- _RECORD EXTRACTS_
>> start

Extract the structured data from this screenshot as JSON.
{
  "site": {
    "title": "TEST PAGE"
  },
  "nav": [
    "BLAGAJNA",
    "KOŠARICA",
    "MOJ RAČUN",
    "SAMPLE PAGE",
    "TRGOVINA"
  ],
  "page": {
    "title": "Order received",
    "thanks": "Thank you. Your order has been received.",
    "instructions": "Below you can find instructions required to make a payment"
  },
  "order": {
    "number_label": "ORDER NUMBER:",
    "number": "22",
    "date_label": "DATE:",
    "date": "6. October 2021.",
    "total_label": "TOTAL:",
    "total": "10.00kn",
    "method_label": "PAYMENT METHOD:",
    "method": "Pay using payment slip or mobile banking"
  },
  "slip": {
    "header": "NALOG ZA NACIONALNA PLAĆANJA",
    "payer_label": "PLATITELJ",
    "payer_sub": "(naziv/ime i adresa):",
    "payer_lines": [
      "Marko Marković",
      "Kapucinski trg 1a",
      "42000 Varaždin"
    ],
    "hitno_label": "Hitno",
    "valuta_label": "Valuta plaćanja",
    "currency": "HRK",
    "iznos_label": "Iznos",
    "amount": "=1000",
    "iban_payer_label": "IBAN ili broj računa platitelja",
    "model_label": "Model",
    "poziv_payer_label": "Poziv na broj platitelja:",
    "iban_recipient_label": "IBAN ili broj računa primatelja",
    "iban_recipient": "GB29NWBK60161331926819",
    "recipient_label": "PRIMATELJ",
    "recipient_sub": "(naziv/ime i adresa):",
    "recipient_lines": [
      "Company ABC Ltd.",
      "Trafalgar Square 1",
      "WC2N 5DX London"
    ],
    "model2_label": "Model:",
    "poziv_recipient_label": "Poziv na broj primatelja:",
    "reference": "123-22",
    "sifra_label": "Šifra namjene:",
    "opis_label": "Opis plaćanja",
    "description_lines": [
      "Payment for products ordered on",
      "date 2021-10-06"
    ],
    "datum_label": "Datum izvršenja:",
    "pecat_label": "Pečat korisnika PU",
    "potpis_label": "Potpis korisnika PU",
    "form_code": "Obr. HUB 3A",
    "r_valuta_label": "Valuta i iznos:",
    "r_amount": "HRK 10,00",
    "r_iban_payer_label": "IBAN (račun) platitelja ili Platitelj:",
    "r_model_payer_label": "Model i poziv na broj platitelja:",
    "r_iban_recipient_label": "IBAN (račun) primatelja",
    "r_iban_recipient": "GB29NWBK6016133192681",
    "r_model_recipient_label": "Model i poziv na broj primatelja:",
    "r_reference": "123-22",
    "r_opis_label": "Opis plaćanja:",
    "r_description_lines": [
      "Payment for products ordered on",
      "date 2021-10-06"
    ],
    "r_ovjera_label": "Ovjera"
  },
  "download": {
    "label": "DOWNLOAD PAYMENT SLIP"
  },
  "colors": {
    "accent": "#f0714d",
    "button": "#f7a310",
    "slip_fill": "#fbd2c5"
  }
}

>> end

- _WORK REQUIRED_
Copy every line exactly. Leave nothing out.

- _COMPLETE ANSWER_
Extract the structured data from this screenshot as JSON.
{
  "site": {
    "title": "TEST PAGE"
  },
  "nav": [
    "BLAGAJNA",
    "KOŠARICA",
    "MOJ RAČUN",
    "SAMPLE PAGE",
    "TRGOVINA"
  ],
  "page": {
    "title": "Order received",
    "thanks": "Thank you. Your order has been received.",
    "instructions": "Below you can find instructions required to make a payment"
  },
  "order": {
    "number_label": "ORDER NUMBER:",
    "number": "22",
    "date_label": "DATE:",
    "date": "6. October 2021.",
    "total_label": "TOTAL:",
    "total": "10.00kn",
    "method_label": "PAYMENT METHOD:",
    "method": "Pay using payment slip or mobile banking"
  },
  "slip": {
    "header": "NALOG ZA NACIONALNA PLAĆANJA",
    "payer_label": "PLATITELJ",
    "payer_sub": "(naziv/ime i adresa):",
    "payer_lines": [
      "Marko Marković",
      "Kapucinski trg 1a",
      "42000 Varaždin"
    ],
    "hitno_label": "Hitno",
    "valuta_label": "Valuta plaćanja",
    "currency": "HRK",
    "iznos_label": "Iznos",
    "amount": "=1000",
    "iban_payer_label": "IBAN ili broj računa platitelja",
    "model_label": "Model",
    "poziv_payer_label": "Poziv na broj platitelja:",
    "iban_recipient_label": "IBAN ili broj računa primatelja",
    "iban_recipient": "GB29NWBK60161331926819",
    "recipient_label": "PRIMATELJ",
    "recipient_sub": "(naziv/ime i adresa):",
    "recipient_lines": [
      "Company ABC Ltd.",
      "Trafalgar Square 1",
      "WC2N 5DX London"
    ],
    "model2_label": "Model:",
    "poziv_recipient_label": "Poziv na broj primatelja:",
    "reference": "123-22",
    "sifra_label": "Šifra namjene:",
    "opis_label": "Opis plaćanja",
    "description_lines": [
      "Payment for products ordered on",
      "date 2021-10-06"
    ],
    "datum_label": "Datum izvršenja:",
    "pecat_label": "Pečat korisnika PU",
    "potpis_label": "Potpis korisnika PU",
    "form_code": "Obr. HUB 3A",
    "r_valuta_label": "Valuta i iznos:",
    "r_amount": "HRK 10,00",
    "r_iban_payer_label": "IBAN (račun) platitelja ili Platitelj:",
    "r_model_payer_label": "Model i poziv na broj platitelja:",
    "r_iban_recipient_label": "IBAN (račun) primatelja",
    "r_iban_recipient": "GB29NWBK6016133192681",
    "r_model_recipient_label": "Model i poziv na broj primatelja:",
    "r_reference": "123-22",
    "r_opis_label": "Opis plaćanja:",
    "r_description_lines": [
      "Payment for products ordered on",
      "date 2021-10-06"
    ],
    "r_ovjera_label": "Ovjera"
  },
  "download": {
    "label": "DOWNLOAD PAYMENT SLIP"
  },
  "colors": {
    "accent": "#f0714d",
    "button": "#f7a310",
    "slip_fill": "#fbd2c5"
  }
}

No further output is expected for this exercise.